-- Text provided start --
1. What are the assumptions for linear regression
2. What is the consistent estimator for $\beta$ and $\sigma^2$
    
**Practice**:
    
1. Generate a dataset $X\sim N(0, 1)$, with 300 observations, dimensions is 3.   
    Use `numpy.random.randn` or call `np.random.randn`. [More distributions](https://docs.scipy.org/doc/numpy-1.15.0/reference/routines.random.html)
2. Set $\beta = (1, 2, 3)$ and set $\sigma^2 = 1$
3. Generate $y \sim N(X\beta, \sigma^2)$
4. Create a function `lm`, and give the estimates $\hat{\beta}_{lm}$, $var(\hat{\beta}_{lm})$ and $\hat{\sigma}$


In [9]:
N, P = 300, 3 # dimension information
x = np.random.randn(N, P) # X from standard normal distribution
beta = np.array([1, 2, 3]) # Create beta
sigma = 1
y = x @ beta + np.random.randn(N) * sigma

In [34]:
## Def a function, here the indent is import for both 
def lm(x, y):
    n, p = x.shape
    beta = np.linalg.inv((x.transpose() @ x)) @ x.transpose() @ y
    yhat = x @ beta
    residuals = y - yhat
    sse = residuals.transpose() @ residuals
    sigma = sse / (n - p)
    return beta, sigma

In [35]:
beta_hat, sigma_hat = lm(x, y)

In [55]:
print("Linear regression result.\n\
Beta: {}\n\
Sigma: {}".format(beta_hat, sigma_hat))

Linear regression result.
Beta: [1.01418659 2.03504284 3.09193549]
Sigma: 1.0162753210780382


# **PRACTICE**

**Questions**:


1. If you have too many predictors, what are the problems?
2. How do you solve it? List at least 3 methods.
3. What are the properties these methods?
-- Text provided end --
Continue the linear regression practice notes from the point where they end.
-- Extracted entries start --
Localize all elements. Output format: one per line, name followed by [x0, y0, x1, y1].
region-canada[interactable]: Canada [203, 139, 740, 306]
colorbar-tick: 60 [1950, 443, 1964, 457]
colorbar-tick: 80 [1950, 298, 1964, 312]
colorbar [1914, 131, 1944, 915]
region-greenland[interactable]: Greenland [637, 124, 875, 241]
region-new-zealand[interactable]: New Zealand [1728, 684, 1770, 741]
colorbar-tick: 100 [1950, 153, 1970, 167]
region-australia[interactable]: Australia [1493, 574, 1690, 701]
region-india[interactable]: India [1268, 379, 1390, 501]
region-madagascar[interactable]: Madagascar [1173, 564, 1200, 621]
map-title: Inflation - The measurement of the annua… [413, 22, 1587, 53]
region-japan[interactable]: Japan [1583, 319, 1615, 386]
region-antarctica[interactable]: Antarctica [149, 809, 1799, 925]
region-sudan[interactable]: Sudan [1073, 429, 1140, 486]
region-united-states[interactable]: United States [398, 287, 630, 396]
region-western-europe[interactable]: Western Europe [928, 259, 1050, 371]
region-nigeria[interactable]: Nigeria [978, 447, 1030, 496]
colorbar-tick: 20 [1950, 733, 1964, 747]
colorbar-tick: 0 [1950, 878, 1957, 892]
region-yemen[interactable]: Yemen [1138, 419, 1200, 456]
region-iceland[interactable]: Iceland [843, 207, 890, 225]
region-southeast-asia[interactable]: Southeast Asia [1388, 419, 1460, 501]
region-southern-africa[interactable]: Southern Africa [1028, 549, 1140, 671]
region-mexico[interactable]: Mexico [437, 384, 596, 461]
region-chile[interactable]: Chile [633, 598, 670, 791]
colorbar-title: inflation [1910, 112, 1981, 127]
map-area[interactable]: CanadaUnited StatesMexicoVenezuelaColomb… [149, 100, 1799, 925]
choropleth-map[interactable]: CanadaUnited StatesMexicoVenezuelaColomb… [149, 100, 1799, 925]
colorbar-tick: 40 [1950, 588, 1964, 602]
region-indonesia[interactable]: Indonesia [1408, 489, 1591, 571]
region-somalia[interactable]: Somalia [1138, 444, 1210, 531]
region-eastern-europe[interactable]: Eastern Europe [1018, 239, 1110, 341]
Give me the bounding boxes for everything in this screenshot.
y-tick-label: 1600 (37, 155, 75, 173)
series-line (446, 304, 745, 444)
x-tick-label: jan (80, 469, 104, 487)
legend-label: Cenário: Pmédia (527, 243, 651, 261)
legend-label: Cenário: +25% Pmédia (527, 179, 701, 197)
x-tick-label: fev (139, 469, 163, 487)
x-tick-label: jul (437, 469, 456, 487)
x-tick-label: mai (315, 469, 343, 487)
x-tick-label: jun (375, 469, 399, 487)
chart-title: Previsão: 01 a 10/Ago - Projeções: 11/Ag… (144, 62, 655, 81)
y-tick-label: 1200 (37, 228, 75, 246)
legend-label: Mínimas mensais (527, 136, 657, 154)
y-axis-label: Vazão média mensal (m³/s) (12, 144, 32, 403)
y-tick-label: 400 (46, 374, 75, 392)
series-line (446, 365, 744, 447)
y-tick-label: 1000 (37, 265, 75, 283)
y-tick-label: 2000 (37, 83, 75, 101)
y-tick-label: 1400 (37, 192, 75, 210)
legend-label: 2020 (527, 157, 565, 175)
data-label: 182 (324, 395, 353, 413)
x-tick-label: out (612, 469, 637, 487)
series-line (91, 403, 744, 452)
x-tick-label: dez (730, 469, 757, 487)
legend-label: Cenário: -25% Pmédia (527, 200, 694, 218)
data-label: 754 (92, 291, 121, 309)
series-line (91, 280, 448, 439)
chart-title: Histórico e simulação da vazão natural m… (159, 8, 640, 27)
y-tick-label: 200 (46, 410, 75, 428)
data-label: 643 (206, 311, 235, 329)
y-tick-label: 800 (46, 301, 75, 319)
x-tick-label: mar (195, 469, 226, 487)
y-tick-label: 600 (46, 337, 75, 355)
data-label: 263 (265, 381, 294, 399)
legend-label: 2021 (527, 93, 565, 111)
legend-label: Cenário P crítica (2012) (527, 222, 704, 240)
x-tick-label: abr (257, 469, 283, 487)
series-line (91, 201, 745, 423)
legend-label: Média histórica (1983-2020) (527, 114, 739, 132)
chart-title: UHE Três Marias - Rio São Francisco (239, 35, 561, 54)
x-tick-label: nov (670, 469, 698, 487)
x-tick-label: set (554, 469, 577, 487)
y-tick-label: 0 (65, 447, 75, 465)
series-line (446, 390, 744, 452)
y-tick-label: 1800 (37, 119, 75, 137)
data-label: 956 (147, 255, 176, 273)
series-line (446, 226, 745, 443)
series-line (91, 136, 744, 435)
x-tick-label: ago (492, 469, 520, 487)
-- Extracted entries end --
→ **Response for this exercise**:
**Programming**:

1. Implement a function ridge, which is used to solve ridge regression problem

$$\hat{\beta}_{ridge} = argmin_{\beta} ||Y - X\beta||^2 + \lambda ||\beta||^2$$

2. Give the estimates of $\hat{\beta}_{ridge}$ and $var(\hat{\beta}_{ridge})$
3. Consider what is the relationship between $\beta_{lm}$ and $\beta_{ridge}$
4. What if $X'X$ is an orthogonal matrix?
5. What is the equivalent Bayesian formulation?


In [41]:
def ridge(x, y, lamb):
    n, p = x.shape
    XtX = x.transpose() @ x
    lambInv = np.linalg.inv(lamb * np.eye(p) + XtX)
    beta_hat = lambInv @ x.transpose() @ y
    yhat = x @ beta
    residuals = y - yhat
    sse = residuals.transpose() @ residuals
    sigma = sse / (n - p)
    beta_se = np.diag(sse * lambInv @ XtX @ lambInv)
    return beta_hat, sigma, beta_se

In [53]:
beta_hat, sigma_hat, beta_se = ridge(x, y, 1)

In [54]:
print("Linear ridge regression result.\n\n\
Beta: {}\n\
Beta SE: {}\n\
Sigma: {}".format(beta_hat, beta_se, sigma_hat))

Linear ridge regression result.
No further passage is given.